▶ [Problem statement]:
Leave out the pictures and reproduce all of the data exactly.

▶ [Provided records]:

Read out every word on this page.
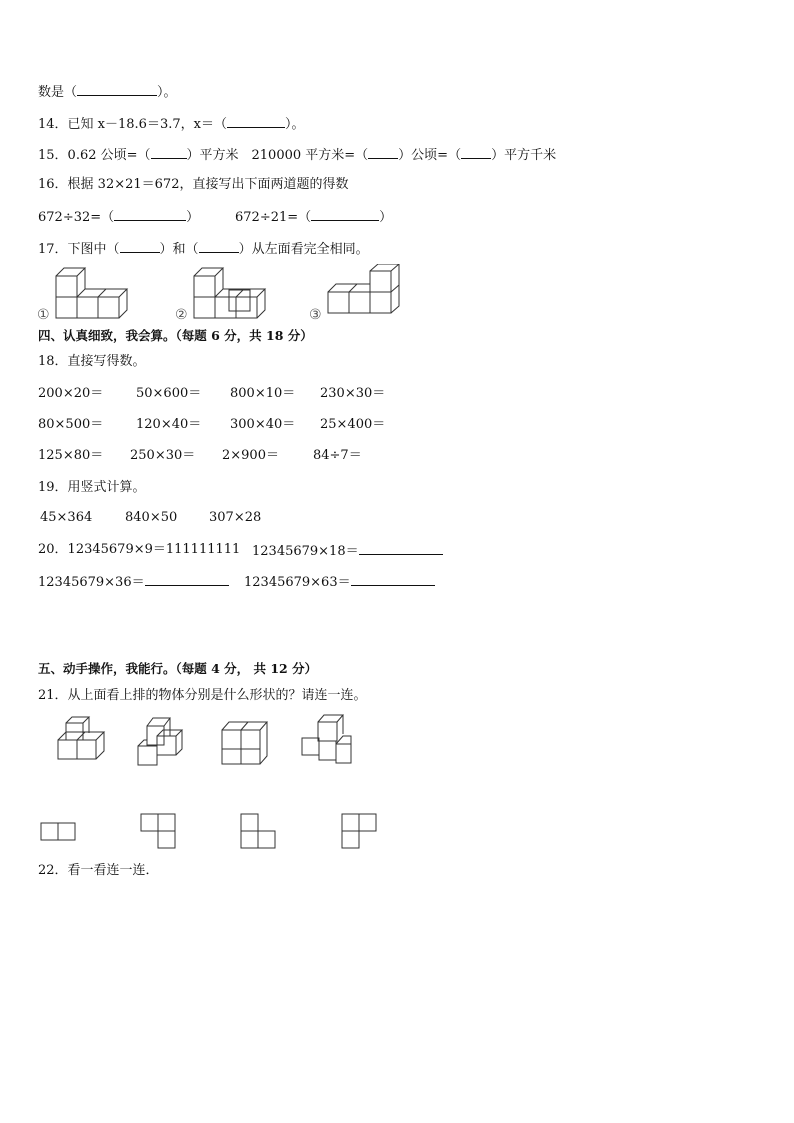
数是（	）。
14．已知 x－18.6＝3.7，x＝（	）。
15．0.62 公顷=（	）平方米　210000 平方米=（ ）公顷=（ ）平方千米
16．根据 32×21＝672，直接写出下面两道题的得数
672÷32=（	）	672÷21=（	）
17．下图中（	）和（	）从左面看完全相同。
①	②	③
四、认真细致，我会算。（每题 6 分，共 18 分）
18．直接写得数。
200×20＝	50×600＝ 800×10＝ 230×30＝
80×500＝	120×40＝ 300×40＝ 25×400＝
125×80＝ 250×30＝ 2×900＝	84÷7＝
19．用竖式计算。
45×364	840×50 307×28
20．12345679×9＝111111111 12345679×18＝
12345679×36＝	12345679×63＝
五、动手操作，我能行。（每题 4 分， 共 12 分）
21．从上面看上排的物体分别是什么形状的？请连一连。
22．看一看连一连．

▶ [Task output]:
Read out every word on this page.
数是（	）。
14．已知 x－18.6＝3.7，x＝（	）。
15．0.62 公顷=（	）平方米　210000 平方米=（ ）公顷=（ ）平方千米
16．根据 32×21＝672，直接写出下面两道题的得数
672÷32=（	）	672÷21=（	）
17．下图中（	）和（	）从左面看完全相同。
①	②	③
四、认真细致，我会算。（每题 6 分，共 18 分）
18．直接写得数。
200×20＝	50×600＝ 800×10＝ 230×30＝
80×500＝	120×40＝ 300×40＝ 25×400＝
125×80＝ 250×30＝ 2×900＝	84÷7＝
19．用竖式计算。
45×364	840×50 307×28
20．12345679×9＝111111111 12345679×18＝
12345679×36＝	12345679×63＝
五、动手操作，我能行。（每题 4 分， 共 12 分）
21．从上面看上排的物体分别是什么形状的？请连一连。
22．看一看连一连．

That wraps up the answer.